WHAT TO PRODUCE:
Below is a block of records; repeat each one exactly.

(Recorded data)
^^^^

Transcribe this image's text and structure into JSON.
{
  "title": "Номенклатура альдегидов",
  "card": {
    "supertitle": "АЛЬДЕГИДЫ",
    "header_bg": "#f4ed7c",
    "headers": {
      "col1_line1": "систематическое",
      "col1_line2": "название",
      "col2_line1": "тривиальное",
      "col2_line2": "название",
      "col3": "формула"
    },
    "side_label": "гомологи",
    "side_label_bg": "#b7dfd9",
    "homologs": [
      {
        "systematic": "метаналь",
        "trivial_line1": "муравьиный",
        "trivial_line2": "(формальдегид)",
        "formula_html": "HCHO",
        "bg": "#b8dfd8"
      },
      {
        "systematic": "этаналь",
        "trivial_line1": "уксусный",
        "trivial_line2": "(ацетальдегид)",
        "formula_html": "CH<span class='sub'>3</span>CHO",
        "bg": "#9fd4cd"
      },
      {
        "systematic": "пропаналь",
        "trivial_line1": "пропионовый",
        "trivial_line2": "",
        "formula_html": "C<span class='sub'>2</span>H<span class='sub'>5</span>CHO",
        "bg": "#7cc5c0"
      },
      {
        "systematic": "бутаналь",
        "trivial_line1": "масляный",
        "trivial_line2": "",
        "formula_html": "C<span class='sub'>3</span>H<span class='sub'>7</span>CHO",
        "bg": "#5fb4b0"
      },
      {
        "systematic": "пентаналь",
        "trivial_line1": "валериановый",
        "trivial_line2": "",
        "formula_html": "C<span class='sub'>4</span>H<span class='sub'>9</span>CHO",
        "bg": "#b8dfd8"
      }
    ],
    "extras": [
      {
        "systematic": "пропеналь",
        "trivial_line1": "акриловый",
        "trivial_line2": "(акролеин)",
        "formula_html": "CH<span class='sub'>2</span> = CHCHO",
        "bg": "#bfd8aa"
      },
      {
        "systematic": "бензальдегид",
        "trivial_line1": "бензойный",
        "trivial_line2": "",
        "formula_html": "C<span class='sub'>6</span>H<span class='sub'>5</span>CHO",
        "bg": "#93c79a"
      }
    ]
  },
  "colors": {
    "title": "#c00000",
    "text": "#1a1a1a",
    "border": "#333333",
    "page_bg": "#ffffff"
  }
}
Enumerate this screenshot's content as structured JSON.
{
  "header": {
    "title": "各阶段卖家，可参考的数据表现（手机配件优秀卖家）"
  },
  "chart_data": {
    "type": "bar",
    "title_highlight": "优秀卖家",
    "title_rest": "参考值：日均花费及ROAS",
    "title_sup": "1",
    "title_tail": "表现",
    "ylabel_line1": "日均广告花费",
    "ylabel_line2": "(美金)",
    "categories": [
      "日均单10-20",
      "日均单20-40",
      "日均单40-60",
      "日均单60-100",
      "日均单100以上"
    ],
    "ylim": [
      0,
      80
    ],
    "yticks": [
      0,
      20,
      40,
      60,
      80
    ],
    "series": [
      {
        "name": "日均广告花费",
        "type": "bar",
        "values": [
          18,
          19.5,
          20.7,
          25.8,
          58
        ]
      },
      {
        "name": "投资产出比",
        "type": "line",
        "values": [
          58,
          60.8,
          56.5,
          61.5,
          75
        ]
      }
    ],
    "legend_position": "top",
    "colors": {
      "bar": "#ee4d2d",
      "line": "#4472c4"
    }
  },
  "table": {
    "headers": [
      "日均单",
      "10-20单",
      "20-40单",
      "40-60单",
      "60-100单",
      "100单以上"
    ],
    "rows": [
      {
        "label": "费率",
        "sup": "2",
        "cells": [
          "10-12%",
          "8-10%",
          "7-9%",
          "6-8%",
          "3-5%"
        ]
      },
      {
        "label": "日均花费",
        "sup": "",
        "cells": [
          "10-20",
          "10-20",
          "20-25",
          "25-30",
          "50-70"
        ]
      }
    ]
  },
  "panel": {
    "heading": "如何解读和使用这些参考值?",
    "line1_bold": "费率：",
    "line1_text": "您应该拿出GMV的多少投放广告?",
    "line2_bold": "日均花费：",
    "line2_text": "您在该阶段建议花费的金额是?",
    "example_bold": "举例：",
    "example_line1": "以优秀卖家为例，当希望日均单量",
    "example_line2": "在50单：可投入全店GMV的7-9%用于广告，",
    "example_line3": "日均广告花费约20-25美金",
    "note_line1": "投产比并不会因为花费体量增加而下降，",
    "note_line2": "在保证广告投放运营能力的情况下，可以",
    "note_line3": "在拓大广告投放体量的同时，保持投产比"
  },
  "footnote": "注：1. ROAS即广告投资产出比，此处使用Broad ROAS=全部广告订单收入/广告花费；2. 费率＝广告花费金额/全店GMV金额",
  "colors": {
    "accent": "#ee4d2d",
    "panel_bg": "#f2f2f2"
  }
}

^^^^

SOLUTION:
Transcribe this image's text and structure into JSON.
{
  "title": "Номенклатура альдегидов",
  "card": {
    "supertitle": "АЛЬДЕГИДЫ",
    "header_bg": "#f4ed7c",
    "headers": {
      "col1_line1": "систематическое",
      "col1_line2": "название",
      "col2_line1": "тривиальное",
      "col2_line2": "название",
      "col3": "формула"
    },
    "side_label": "гомологи",
    "side_label_bg": "#b7dfd9",
    "homologs": [
      {
        "systematic": "метаналь",
        "trivial_line1": "муравьиный",
        "trivial_line2": "(формальдегид)",
        "formula_html": "HCHO",
        "bg": "#b8dfd8"
      },
      {
        "systematic": "этаналь",
        "trivial_line1": "уксусный",
        "trivial_line2": "(ацетальдегид)",
        "formula_html": "CH<span class='sub'>3</span>CHO",
        "bg": "#9fd4cd"
      },
      {
        "systematic": "пропаналь",
        "trivial_line1": "пропионовый",
        "trivial_line2": "",
        "formula_html": "C<span class='sub'>2</span>H<span class='sub'>5</span>CHO",
        "bg": "#7cc5c0"
      },
      {
        "systematic": "бутаналь",
        "trivial_line1": "масляный",
        "trivial_line2": "",
        "formula_html": "C<span class='sub'>3</span>H<span class='sub'>7</span>CHO",
        "bg": "#5fb4b0"
      },
      {
        "systematic": "пентаналь",
        "trivial_line1": "валериановый",
        "trivial_line2": "",
        "formula_html": "C<span class='sub'>4</span>H<span class='sub'>9</span>CHO",
        "bg": "#b8dfd8"
      }
    ],
    "extras": [
      {
        "systematic": "пропеналь",
        "trivial_line1": "акриловый",
        "trivial_line2": "(акролеин)",
        "formula_html": "CH<span class='sub'>2</span> = CHCHO",
        "bg": "#bfd8aa"
      },
      {
        "systematic": "бензальдегид",
        "trivial_line1": "бензойный",
        "trivial_line2": "",
        "formula_html": "C<span class='sub'>6</span>H<span class='sub'>5</span>CHO",
        "bg": "#93c79a"
      }
    ]
  },
  "colors": {
    "title": "#c00000",
    "text": "#1a1a1a",
    "border": "#333333",
    "page_bg": "#ffffff"
  }
}
Enumerate this screenshot's content as structured JSON.
{
  "header": {
    "title": "各阶段卖家，可参考的数据表现（手机配件优秀卖家）"
  },
  "chart_data": {
    "type": "bar",
    "title_highlight": "优秀卖家",
    "title_rest": "参考值：日均花费及ROAS",
    "title_sup": "1",
    "title_tail": "表现",
    "ylabel_line1": "日均广告花费",
    "ylabel_line2": "(美金)",
    "categories": [
      "日均单10-20",
      "日均单20-40",
      "日均单40-60",
      "日均单60-100",
      "日均单100以上"
    ],
    "ylim": [
      0,
      80
    ],
    "yticks": [
      0,
      20,
      40,
      60,
      80
    ],
    "series": [
      {
        "name": "日均广告花费",
        "type": "bar",
        "values": [
          18,
          19.5,
          20.7,
          25.8,
          58
        ]
      },
      {
        "name": "投资产出比",
        "type": "line",
        "values": [
          58,
          60.8,
          56.5,
          61.5,
          75
        ]
      }
    ],
    "legend_position": "top",
    "colors": {
      "bar": "#ee4d2d",
      "line": "#4472c4"
    }
  },
  "table": {
    "headers": [
      "日均单",
      "10-20单",
      "20-40单",
      "40-60单",
      "60-100单",
      "100单以上"
    ],
    "rows": [
      {
        "label": "费率",
        "sup": "2",
        "cells": [
          "10-12%",
          "8-10%",
          "7-9%",
          "6-8%",
          "3-5%"
        ]
      },
      {
        "label": "日均花费",
        "sup": "",
        "cells": [
          "10-20",
          "10-20",
          "20-25",
          "25-30",
          "50-70"
        ]
      }
    ]
  },
  "panel": {
    "heading": "如何解读和使用这些参考值?",
    "line1_bold": "费率：",
    "line1_text": "您应该拿出GMV的多少投放广告?",
    "line2_bold": "日均花费：",
    "line2_text": "您在该阶段建议花费的金额是?",
    "example_bold": "举例：",
    "example_line1": "以优秀卖家为例，当希望日均单量",
    "example_line2": "在50单：可投入全店GMV的7-9%用于广告，",
    "example_line3": "日均广告花费约20-25美金",
    "note_line1": "投产比并不会因为花费体量增加而下降，",
    "note_line2": "在保证广告投放运营能力的情况下，可以",
    "note_line3": "在拓大广告投放体量的同时，保持投产比"
  },
  "footnote": "注：1. ROAS即广告投资产出比，此处使用Broad ROAS=全部广告订单收入/广告花费；2. 费率＝广告花费金额/全店GMV金额",
  "colors": {
    "accent": "#ee4d2d",
    "panel_bg": "#f2f2f2"
  }
}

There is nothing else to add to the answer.